__Problem to work on__
Separate out the lines that hold "content".

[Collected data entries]
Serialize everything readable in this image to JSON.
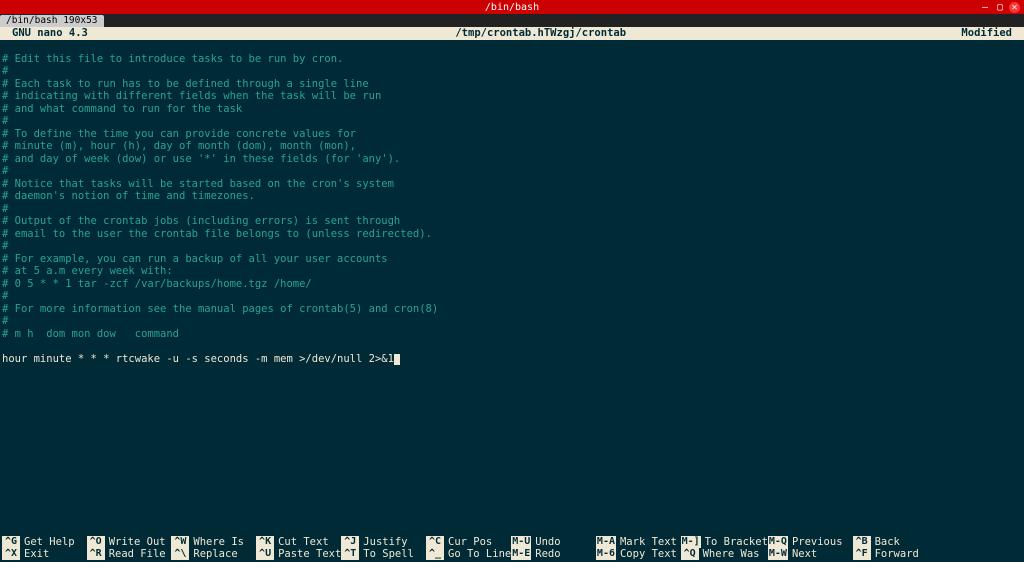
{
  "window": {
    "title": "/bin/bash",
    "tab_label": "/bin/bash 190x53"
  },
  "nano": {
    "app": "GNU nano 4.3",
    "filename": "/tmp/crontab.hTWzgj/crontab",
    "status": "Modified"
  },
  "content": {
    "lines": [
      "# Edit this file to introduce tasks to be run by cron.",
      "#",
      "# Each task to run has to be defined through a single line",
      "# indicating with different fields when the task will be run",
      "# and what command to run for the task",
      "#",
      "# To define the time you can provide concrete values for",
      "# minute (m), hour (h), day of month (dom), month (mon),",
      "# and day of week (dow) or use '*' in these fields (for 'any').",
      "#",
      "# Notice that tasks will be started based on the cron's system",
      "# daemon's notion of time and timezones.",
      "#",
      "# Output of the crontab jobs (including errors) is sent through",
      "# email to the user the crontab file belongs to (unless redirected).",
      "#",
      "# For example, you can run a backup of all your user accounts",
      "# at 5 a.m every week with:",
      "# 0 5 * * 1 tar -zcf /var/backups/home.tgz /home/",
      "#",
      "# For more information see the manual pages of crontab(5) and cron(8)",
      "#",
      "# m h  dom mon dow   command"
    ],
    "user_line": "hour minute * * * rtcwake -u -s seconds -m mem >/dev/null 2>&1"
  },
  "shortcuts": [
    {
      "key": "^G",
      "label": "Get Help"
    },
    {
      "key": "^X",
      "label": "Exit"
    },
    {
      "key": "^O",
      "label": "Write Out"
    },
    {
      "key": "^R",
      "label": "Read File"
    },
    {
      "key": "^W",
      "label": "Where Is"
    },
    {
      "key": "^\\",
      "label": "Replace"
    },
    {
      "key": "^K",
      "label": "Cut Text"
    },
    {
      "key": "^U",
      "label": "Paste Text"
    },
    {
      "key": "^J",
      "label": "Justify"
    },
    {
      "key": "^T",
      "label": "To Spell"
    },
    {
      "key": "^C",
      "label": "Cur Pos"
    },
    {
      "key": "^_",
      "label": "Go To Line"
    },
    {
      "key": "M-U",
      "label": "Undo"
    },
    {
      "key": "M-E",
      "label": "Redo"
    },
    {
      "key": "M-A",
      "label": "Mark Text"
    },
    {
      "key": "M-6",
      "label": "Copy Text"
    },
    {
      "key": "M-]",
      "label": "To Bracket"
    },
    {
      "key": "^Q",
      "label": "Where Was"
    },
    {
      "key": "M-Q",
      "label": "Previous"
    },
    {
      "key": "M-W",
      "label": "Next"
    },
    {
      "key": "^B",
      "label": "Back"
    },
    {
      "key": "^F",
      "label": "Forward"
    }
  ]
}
* * *
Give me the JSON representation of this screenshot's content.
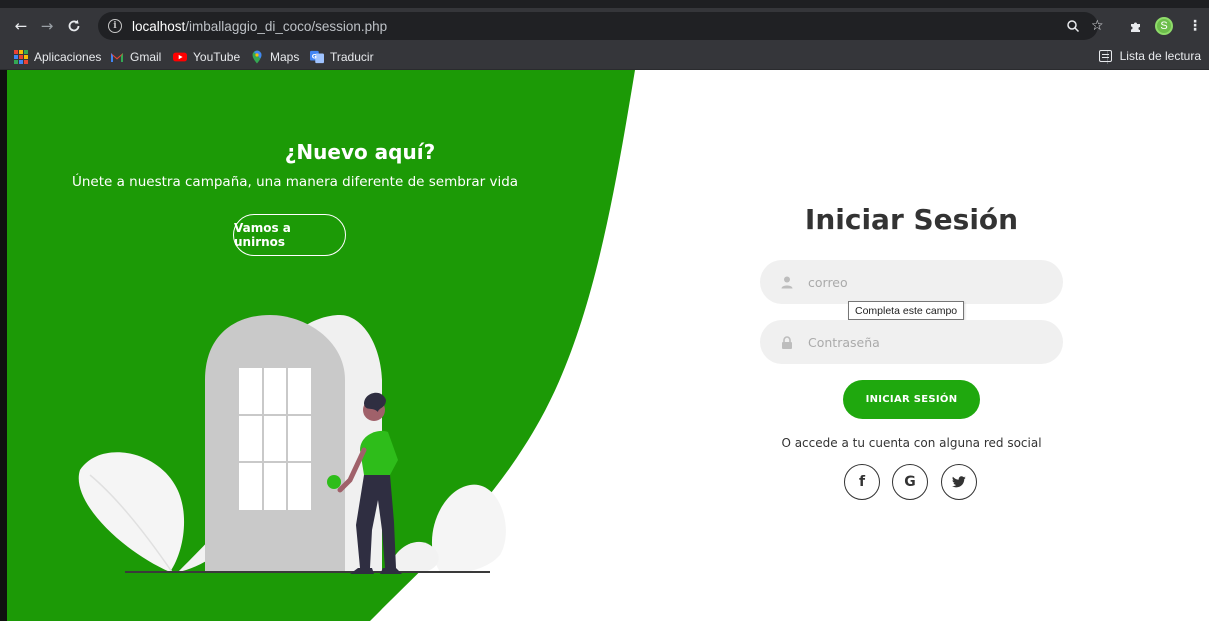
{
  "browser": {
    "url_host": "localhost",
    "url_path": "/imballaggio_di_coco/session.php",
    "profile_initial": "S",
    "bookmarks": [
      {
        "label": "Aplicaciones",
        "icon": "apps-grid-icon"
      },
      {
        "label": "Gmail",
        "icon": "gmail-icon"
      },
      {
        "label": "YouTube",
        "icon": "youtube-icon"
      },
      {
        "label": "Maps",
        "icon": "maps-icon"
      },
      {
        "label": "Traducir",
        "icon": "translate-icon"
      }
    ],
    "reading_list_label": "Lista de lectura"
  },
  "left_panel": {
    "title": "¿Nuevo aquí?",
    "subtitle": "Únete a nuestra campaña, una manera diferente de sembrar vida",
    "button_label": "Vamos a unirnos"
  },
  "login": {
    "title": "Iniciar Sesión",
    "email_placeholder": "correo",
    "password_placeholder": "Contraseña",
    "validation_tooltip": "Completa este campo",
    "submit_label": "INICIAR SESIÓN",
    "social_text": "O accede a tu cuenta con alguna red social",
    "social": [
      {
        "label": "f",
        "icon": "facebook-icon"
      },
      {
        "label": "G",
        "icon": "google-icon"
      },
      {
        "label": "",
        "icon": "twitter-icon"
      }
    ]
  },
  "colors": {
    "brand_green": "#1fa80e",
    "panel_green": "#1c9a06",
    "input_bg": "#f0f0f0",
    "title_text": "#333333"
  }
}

__Full solution__
  "content": {
Give me the JSON representation of this screenshot's content.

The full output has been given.